:: Problem details ::
Type out the complete listing below word for word, without its pictures.

..........

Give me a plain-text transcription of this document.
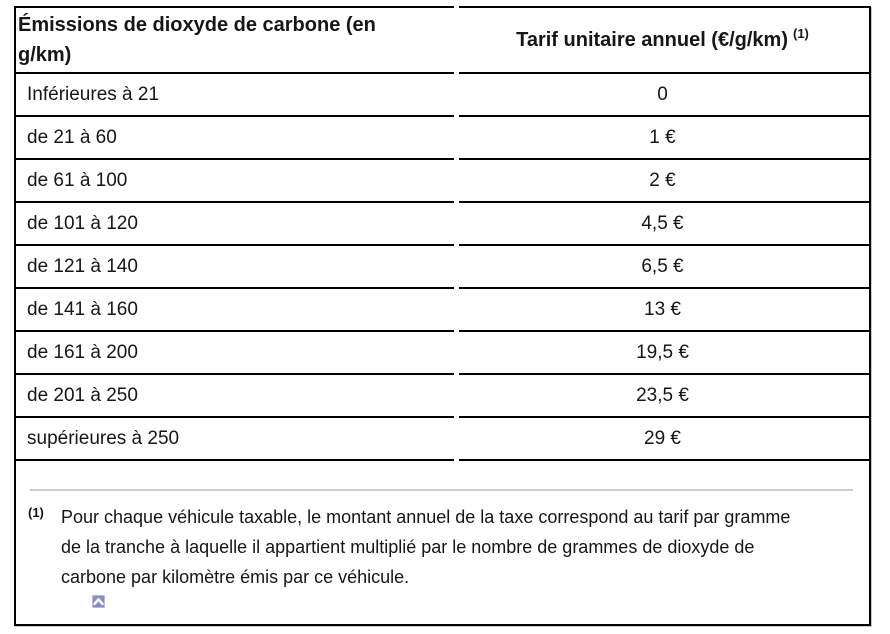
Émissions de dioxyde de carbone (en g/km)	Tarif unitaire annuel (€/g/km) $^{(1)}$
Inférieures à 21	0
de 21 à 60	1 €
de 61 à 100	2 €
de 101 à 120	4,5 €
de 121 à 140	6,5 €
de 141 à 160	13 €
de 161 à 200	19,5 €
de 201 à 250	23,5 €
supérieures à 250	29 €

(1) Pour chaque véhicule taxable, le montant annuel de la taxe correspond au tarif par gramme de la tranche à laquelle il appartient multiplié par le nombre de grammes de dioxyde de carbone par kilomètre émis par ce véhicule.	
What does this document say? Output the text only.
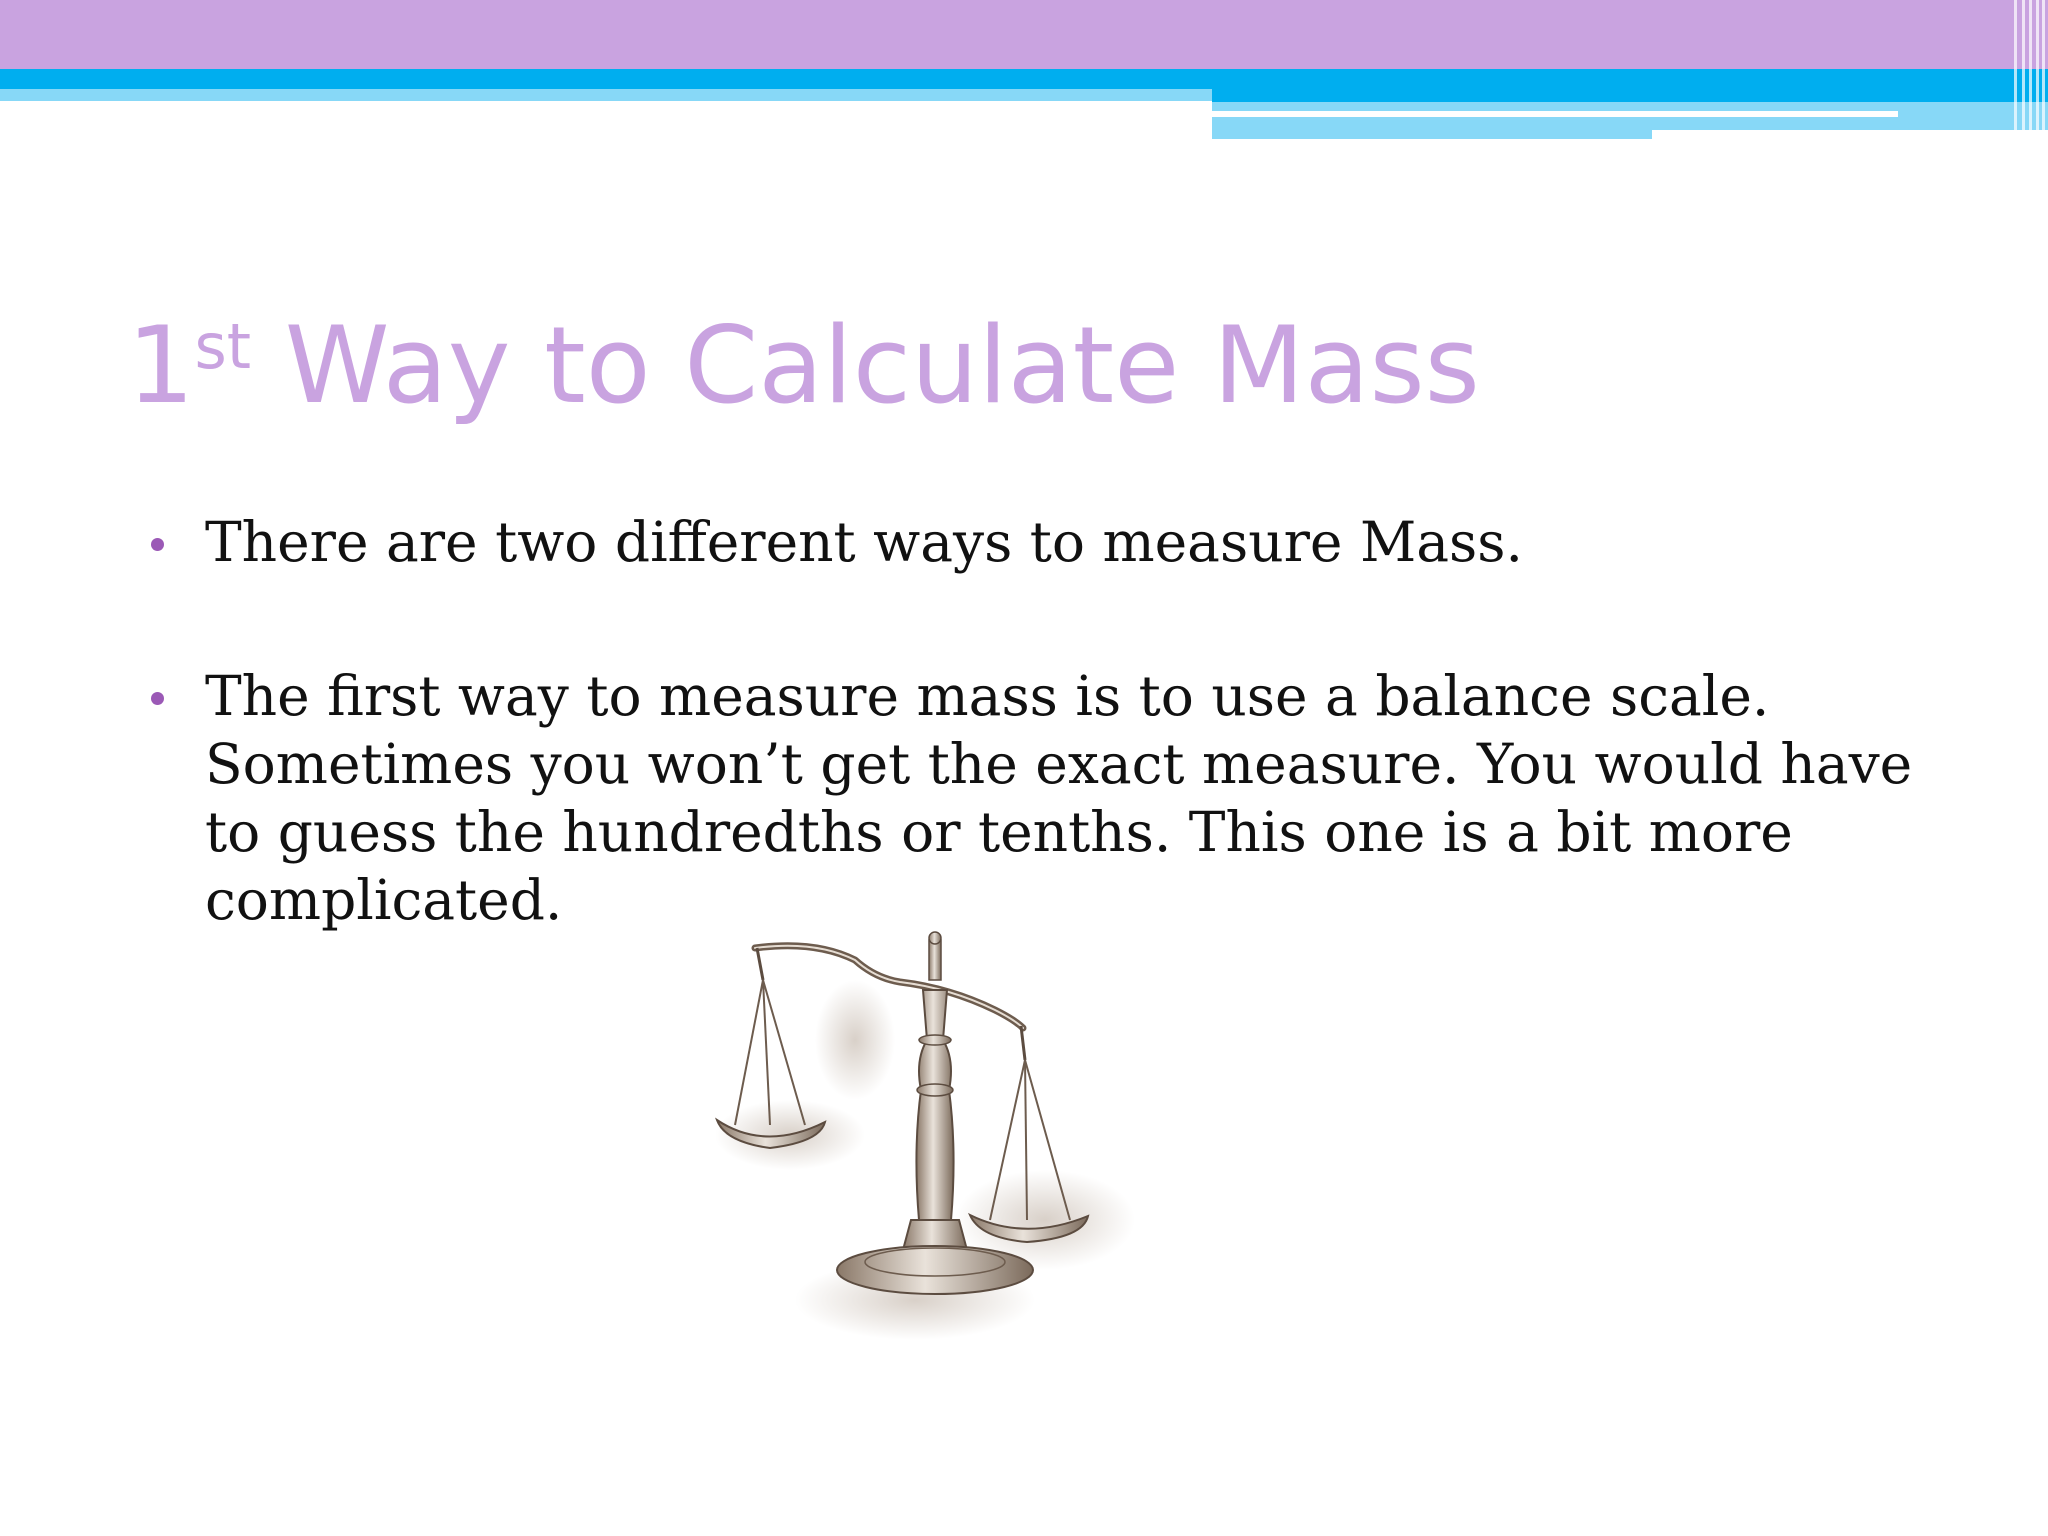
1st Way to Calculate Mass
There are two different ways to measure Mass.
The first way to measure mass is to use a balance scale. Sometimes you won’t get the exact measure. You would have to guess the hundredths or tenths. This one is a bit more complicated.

..........

:: Response to the exercise ::
Give me a plain-text transcription of this document.
Émissions de dioxyde de carbone (en g/km)	Tarif unitaire annuel (€/g/km) $^{(1)}$
Inférieures à 21	0
de 21 à 60	1 €
de 61 à 100	2 €
de 101 à 120	4,5 €
de 121 à 140	6,5 €
de 141 à 160	13 €
de 161 à 200	19,5 €
de 201 à 250	23,5 €
supérieures à 250	29 €

(1) Pour chaque véhicule taxable, le montant annuel de la taxe correspond au tarif par gramme de la tranche à laquelle il appartient multiplié par le nombre de grammes de dioxyde de carbone par kilomètre émis par ce véhicule.	
What does this document say? Output the text only.
1st Way to Calculate Mass
There are two different ways to measure Mass.
The first way to measure mass is to use a balance scale. Sometimes you won’t get the exact measure. You would have to guess the hundredths or tenths. This one is a bit more complicated.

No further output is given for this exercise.